--- START OF DATA FOR THIS EXERCISE ---

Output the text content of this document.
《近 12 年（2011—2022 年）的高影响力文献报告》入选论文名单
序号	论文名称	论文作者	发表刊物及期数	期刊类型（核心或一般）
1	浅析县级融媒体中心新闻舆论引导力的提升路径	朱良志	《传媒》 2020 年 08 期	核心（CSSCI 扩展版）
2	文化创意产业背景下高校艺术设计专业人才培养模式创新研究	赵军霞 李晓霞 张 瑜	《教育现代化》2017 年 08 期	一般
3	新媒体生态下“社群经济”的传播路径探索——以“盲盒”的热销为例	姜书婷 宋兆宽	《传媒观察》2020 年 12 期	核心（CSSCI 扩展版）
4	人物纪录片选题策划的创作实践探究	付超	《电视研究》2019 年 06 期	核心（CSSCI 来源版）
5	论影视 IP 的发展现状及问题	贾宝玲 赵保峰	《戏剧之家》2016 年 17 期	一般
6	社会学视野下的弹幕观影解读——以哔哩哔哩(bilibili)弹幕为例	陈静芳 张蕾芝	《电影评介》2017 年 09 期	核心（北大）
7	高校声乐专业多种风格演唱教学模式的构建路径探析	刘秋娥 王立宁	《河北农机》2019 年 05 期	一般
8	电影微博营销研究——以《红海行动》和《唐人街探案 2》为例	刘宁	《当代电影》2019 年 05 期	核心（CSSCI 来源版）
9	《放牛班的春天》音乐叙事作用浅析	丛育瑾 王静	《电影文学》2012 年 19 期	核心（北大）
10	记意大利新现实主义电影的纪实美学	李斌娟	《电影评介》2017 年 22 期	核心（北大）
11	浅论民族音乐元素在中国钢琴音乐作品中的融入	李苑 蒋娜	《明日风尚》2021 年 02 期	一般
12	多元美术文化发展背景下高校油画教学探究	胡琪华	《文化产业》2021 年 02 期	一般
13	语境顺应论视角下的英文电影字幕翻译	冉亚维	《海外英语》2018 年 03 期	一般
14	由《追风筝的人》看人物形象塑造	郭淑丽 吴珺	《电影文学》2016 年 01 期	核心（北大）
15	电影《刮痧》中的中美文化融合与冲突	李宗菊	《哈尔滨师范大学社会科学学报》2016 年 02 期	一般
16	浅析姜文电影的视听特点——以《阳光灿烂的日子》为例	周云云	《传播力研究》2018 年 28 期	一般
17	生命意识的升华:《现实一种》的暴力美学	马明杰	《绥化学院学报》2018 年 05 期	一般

--- END OF DATA FOR THIS EXERCISE ---

TASK PROMPT:
Using the data above, repeat every line exactly.

SOLUTION TO THE PROBLEM:
Output the text content of this document.
《近 12 年（2011—2022 年）的高影响力文献报告》入选论文名单
序号	论文名称	论文作者	发表刊物及期数	期刊类型（核心或一般）
1	浅析县级融媒体中心新闻舆论引导力的提升路径	朱良志	《传媒》 2020 年 08 期	核心（CSSCI 扩展版）
2	文化创意产业背景下高校艺术设计专业人才培养模式创新研究	赵军霞 李晓霞 张 瑜	《教育现代化》2017 年 08 期	一般
3	新媒体生态下“社群经济”的传播路径探索——以“盲盒”的热销为例	姜书婷 宋兆宽	《传媒观察》2020 年 12 期	核心（CSSCI 扩展版）
4	人物纪录片选题策划的创作实践探究	付超	《电视研究》2019 年 06 期	核心（CSSCI 来源版）
5	论影视 IP 的发展现状及问题	贾宝玲 赵保峰	《戏剧之家》2016 年 17 期	一般
6	社会学视野下的弹幕观影解读——以哔哩哔哩(bilibili)弹幕为例	陈静芳 张蕾芝	《电影评介》2017 年 09 期	核心（北大）
7	高校声乐专业多种风格演唱教学模式的构建路径探析	刘秋娥 王立宁	《河北农机》2019 年 05 期	一般
8	电影微博营销研究——以《红海行动》和《唐人街探案 2》为例	刘宁	《当代电影》2019 年 05 期	核心（CSSCI 来源版）
9	《放牛班的春天》音乐叙事作用浅析	丛育瑾 王静	《电影文学》2012 年 19 期	核心（北大）
10	记意大利新现实主义电影的纪实美学	李斌娟	《电影评介》2017 年 22 期	核心（北大）
11	浅论民族音乐元素在中国钢琴音乐作品中的融入	李苑 蒋娜	《明日风尚》2021 年 02 期	一般
12	多元美术文化发展背景下高校油画教学探究	胡琪华	《文化产业》2021 年 02 期	一般
13	语境顺应论视角下的英文电影字幕翻译	冉亚维	《海外英语》2018 年 03 期	一般
14	由《追风筝的人》看人物形象塑造	郭淑丽 吴珺	《电影文学》2016 年 01 期	核心（北大）
15	电影《刮痧》中的中美文化融合与冲突	李宗菊	《哈尔滨师范大学社会科学学报》2016 年 02 期	一般
16	浅析姜文电影的视听特点——以《阳光灿烂的日子》为例	周云云	《传播力研究》2018 年 28 期	一般
17	生命意识的升华:《现实一种》的暴力美学	马明杰	《绥化学院学报》2018 年 05 期	一般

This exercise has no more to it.